▶ **What the exercise asks**
Please transcribe the records precisely; pictures stay out of your copy.

━━━ Record list

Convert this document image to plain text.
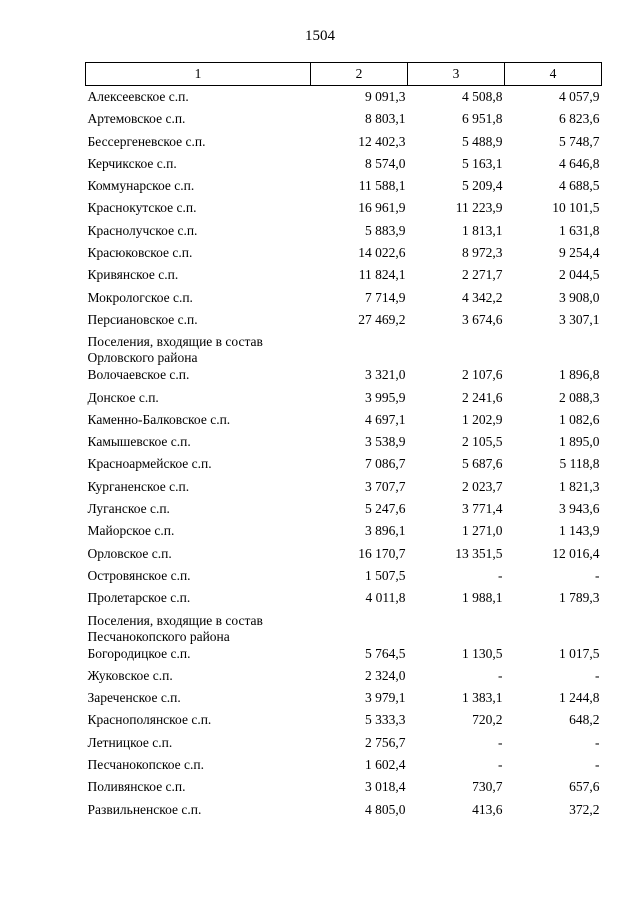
1504
1	2	3	4
Алексеевское с.п.	9 091,3	4 508,8	4 057,9
Артемовское с.п.	8 803,1	6 951,8	6 823,6
Бессергеневское с.п.	12 402,3	5 488,9	5 748,7
Керчикское с.п.	8 574,0	5 163,1	4 646,8
Коммунарское с.п.	11 588,1	5 209,4	4 688,5
Краснокутское с.п.	16 961,9	11 223,9	10 101,5
Краснолучское с.п.	5 883,9	1 813,1	1 631,8
Красюковское с.п.	14 022,6	8 972,3	9 254,4
Кривянское с.п.	11 824,1	2 271,7	2 044,5
Мокрологское с.п.	7 714,9	4 342,2	3 908,0
Персиановское с.п.	27 469,2	3 674,6	3 307,1
Поселения, входящие в состав Орловского района			
Волочаевское с.п.	3 321,0	2 107,6	1 896,8
Донское с.п.	3 995,9	2 241,6	2 088,3
Каменно-Балковское с.п.	4 697,1	1 202,9	1 082,6
Камышевское с.п.	3 538,9	2 105,5	1 895,0
Красноармейское с.п.	7 086,7	5 687,6	5 118,8
Курганенское с.п.	3 707,7	2 023,7	1 821,3
Луганское с.п.	5 247,6	3 771,4	3 943,6
Майорское с.п.	3 896,1	1 271,0	1 143,9
Орловское с.п.	16 170,7	13 351,5	12 016,4
Островянское с.п.	1 507,5	-	-
Пролетарское с.п.	4 011,8	1 988,1	1 789,3
Поселения, входящие в состав Песчанокопского района			
Богородицкое с.п.	5 764,5	1 130,5	1 017,5
Жуковское с.п.	2 324,0	-	-
Зареченское с.п.	3 979,1	1 383,1	1 244,8
Краснополянское с.п.	5 333,3	720,2	648,2
Летницкое с.п.	2 756,7	-	-
Песчанокопское с.п.	1 602,4	-	-
Поливянское с.п.	3 018,4	730,7	657,6
Развильненское с.п.	4 805,0	413,6	372,2
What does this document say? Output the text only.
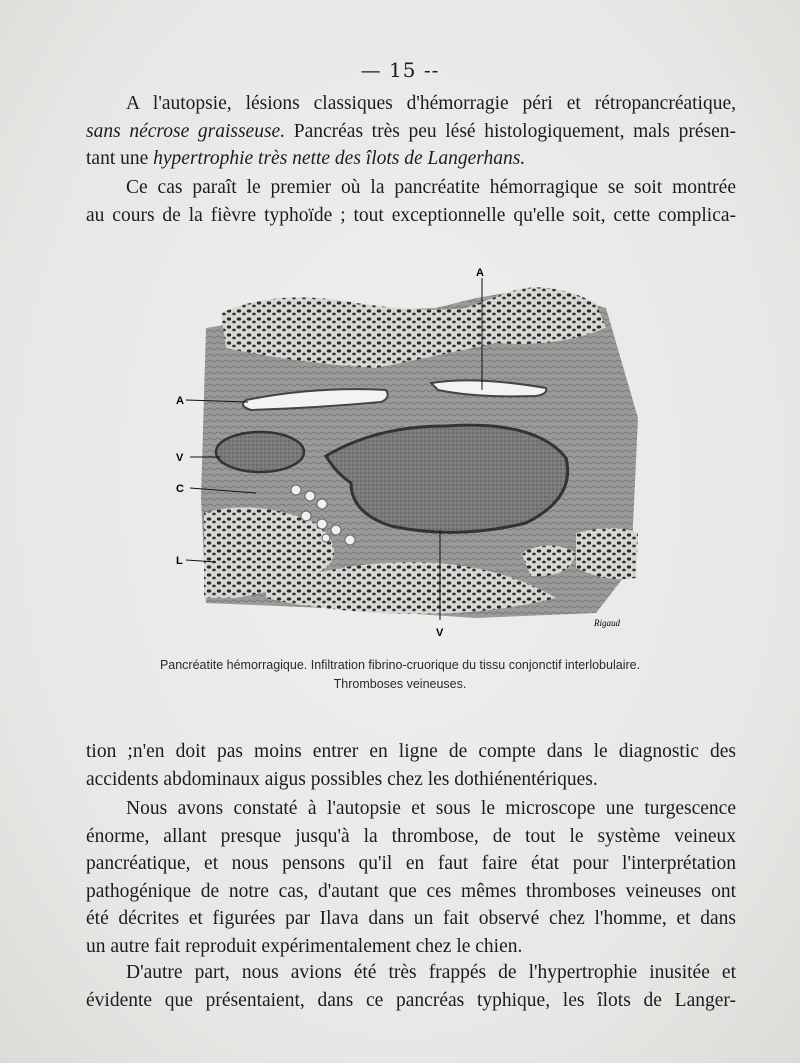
— 15 --
A l'autopsie, lésions classiques d'hémorragie péri et rétropancréatique,
sans nécrose graisseuse. Pancréas très peu lésé histologiquement, mals présen-
tant une hypertrophie très nette des îlots de Langerhans.
Ce cas paraît le premier où la pancréatite hémorragique se soit montrée
au cours de la fièvre typhoïde ; tout exceptionnelle qu'elle soit, cette complica-
A
A
V
C
L
V
Rigaud
Pancréatite hémorragique. Infiltration fibrino-cruorique du tissu conjonctif interlobulaire.
Thromboses veineuses.
tion ;n'en doit pas moins entrer en ligne de compte dans le diagnostic des
accidents abdominaux aigus possibles chez les dothiénentériques.
Nous avons constaté à l'autopsie et sous le microscope une turgescence
énorme, allant presque jusqu'à la thrombose, de tout le système veineux
pancréatique, et nous pensons qu'il en faut faire état pour l'interprétation
pathogénique de notre cas, d'autant que ces mêmes thromboses veineuses ont
été décrites et figurées par Ilava dans un fait observé chez l'homme, et dans
un autre fait reproduit expérimentalement chez le chien.
D'autre part, nous avions été très frappés de l'hypertrophie inusitée et
évidente que présentaient, dans ce pancréas typhique, les îlots de Langer-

━━━━━━

▶ **Task solution**
Convert this document image to plain text.
1504
1	2	3	4
Алексеевское с.п.	9 091,3	4 508,8	4 057,9
Артемовское с.п.	8 803,1	6 951,8	6 823,6
Бессергеневское с.п.	12 402,3	5 488,9	5 748,7
Керчикское с.п.	8 574,0	5 163,1	4 646,8
Коммунарское с.п.	11 588,1	5 209,4	4 688,5
Краснокутское с.п.	16 961,9	11 223,9	10 101,5
Краснолучское с.п.	5 883,9	1 813,1	1 631,8
Красюковское с.п.	14 022,6	8 972,3	9 254,4
Кривянское с.п.	11 824,1	2 271,7	2 044,5
Мокрологское с.п.	7 714,9	4 342,2	3 908,0
Персиановское с.п.	27 469,2	3 674,6	3 307,1
Поселения, входящие в состав Орловского района			
Волочаевское с.п.	3 321,0	2 107,6	1 896,8
Донское с.п.	3 995,9	2 241,6	2 088,3
Каменно-Балковское с.п.	4 697,1	1 202,9	1 082,6
Камышевское с.п.	3 538,9	2 105,5	1 895,0
Красноармейское с.п.	7 086,7	5 687,6	5 118,8
Курганенское с.п.	3 707,7	2 023,7	1 821,3
Луганское с.п.	5 247,6	3 771,4	3 943,6
Майорское с.п.	3 896,1	1 271,0	1 143,9
Орловское с.п.	16 170,7	13 351,5	12 016,4
Островянское с.п.	1 507,5	-	-
Пролетарское с.п.	4 011,8	1 988,1	1 789,3
Поселения, входящие в состав Песчанокопского района			
Богородицкое с.п.	5 764,5	1 130,5	1 017,5
Жуковское с.п.	2 324,0	-	-
Зареченское с.п.	3 979,1	1 383,1	1 244,8
Краснополянское с.п.	5 333,3	720,2	648,2
Летницкое с.п.	2 756,7	-	-
Песчанокопское с.п.	1 602,4	-	-
Поливянское с.п.	3 018,4	730,7	657,6
Развильненское с.п.	4 805,0	413,6	372,2
What does this document say? Output the text only.
— 15 --
A l'autopsie, lésions classiques d'hémorragie péri et rétropancréatique,
sans nécrose graisseuse. Pancréas très peu lésé histologiquement, mals présen-
tant une hypertrophie très nette des îlots de Langerhans.
Ce cas paraît le premier où la pancréatite hémorragique se soit montrée
au cours de la fièvre typhoïde ; tout exceptionnelle qu'elle soit, cette complica-
A
A
V
C
L
V
Rigaud
Pancréatite hémorragique. Infiltration fibrino-cruorique du tissu conjonctif interlobulaire.
Thromboses veineuses.
tion ;n'en doit pas moins entrer en ligne de compte dans le diagnostic des
accidents abdominaux aigus possibles chez les dothiénentériques.
Nous avons constaté à l'autopsie et sous le microscope une turgescence
énorme, allant presque jusqu'à la thrombose, de tout le système veineux
pancréatique, et nous pensons qu'il en faut faire état pour l'interprétation
pathogénique de notre cas, d'autant que ces mêmes thromboses veineuses ont
été décrites et figurées par Ilava dans un fait observé chez l'homme, et dans
un autre fait reproduit expérimentalement chez le chien.
D'autre part, nous avions été très frappés de l'hypertrophie inusitée et
évidente que présentaient, dans ce pancréas typhique, les îlots de Langer-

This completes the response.